[Exercise instructions] Consider the records below. How many of their lines include the word "exciting"? State the number and nothing else.

-- start of Material provided --

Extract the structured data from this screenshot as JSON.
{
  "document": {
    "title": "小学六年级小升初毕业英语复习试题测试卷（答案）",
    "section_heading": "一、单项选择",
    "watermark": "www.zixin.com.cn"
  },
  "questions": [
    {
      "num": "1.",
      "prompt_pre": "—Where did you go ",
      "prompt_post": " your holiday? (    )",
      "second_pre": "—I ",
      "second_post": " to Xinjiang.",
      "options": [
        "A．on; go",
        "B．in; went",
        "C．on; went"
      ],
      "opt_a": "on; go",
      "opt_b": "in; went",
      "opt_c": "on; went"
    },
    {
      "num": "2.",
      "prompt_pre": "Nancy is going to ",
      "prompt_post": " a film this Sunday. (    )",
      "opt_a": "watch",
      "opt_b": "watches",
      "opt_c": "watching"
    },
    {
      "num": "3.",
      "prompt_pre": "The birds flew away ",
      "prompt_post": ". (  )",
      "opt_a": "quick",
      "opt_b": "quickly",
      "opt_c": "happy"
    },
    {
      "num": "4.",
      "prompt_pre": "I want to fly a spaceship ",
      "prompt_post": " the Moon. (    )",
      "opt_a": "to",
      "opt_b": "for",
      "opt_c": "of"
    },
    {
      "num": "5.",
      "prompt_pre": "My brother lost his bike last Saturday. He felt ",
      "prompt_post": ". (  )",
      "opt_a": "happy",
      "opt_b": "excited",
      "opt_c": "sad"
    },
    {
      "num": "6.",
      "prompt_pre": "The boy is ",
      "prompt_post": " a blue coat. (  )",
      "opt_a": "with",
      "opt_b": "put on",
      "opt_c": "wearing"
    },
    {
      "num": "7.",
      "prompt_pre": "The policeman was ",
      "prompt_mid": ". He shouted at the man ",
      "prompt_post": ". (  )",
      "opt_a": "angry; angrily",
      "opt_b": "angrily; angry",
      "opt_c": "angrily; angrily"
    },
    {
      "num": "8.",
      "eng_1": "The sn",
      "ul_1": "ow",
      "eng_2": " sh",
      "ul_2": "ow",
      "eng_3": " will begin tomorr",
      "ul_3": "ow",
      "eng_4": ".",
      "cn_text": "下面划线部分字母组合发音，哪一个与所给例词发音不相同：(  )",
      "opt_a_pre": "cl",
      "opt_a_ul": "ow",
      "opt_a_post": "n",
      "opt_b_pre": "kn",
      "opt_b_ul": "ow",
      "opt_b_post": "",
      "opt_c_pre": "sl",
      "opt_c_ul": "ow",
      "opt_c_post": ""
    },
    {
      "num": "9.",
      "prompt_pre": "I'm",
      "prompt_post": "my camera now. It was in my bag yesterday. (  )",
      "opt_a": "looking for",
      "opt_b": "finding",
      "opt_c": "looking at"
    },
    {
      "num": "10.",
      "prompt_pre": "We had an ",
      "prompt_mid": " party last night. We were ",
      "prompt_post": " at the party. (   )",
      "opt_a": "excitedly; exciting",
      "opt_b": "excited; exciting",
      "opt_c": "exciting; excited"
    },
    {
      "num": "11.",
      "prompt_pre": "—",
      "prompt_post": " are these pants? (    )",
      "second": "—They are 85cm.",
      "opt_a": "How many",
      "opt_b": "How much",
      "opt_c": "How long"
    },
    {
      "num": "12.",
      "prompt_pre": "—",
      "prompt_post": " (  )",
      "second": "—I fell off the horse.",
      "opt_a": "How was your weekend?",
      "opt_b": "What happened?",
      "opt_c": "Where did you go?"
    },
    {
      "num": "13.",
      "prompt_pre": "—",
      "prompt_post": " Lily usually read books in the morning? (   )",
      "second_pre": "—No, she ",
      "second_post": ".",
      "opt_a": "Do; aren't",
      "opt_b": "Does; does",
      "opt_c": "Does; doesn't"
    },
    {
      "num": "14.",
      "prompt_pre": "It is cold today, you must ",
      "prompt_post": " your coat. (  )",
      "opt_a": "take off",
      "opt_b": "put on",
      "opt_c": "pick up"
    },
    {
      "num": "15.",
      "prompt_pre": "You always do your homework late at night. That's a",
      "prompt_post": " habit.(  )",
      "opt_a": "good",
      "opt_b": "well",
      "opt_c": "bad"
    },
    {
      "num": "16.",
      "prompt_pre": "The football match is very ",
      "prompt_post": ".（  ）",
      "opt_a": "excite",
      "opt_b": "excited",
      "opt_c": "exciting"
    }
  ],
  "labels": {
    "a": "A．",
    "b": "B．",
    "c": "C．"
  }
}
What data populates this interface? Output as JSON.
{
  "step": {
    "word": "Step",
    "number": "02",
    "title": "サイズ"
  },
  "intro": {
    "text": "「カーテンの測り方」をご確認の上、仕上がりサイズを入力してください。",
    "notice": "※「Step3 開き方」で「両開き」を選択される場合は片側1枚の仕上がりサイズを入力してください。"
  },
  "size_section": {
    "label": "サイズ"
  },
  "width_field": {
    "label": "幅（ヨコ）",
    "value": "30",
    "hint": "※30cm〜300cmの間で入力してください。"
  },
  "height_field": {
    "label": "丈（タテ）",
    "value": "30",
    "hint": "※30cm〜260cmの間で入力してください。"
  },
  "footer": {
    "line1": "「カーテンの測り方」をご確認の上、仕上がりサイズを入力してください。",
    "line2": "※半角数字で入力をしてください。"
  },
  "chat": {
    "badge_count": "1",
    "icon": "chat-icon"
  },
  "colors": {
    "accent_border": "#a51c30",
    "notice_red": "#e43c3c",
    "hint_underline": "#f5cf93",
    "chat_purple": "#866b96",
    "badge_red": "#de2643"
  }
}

-- end of Material provided --

[Correct output] 4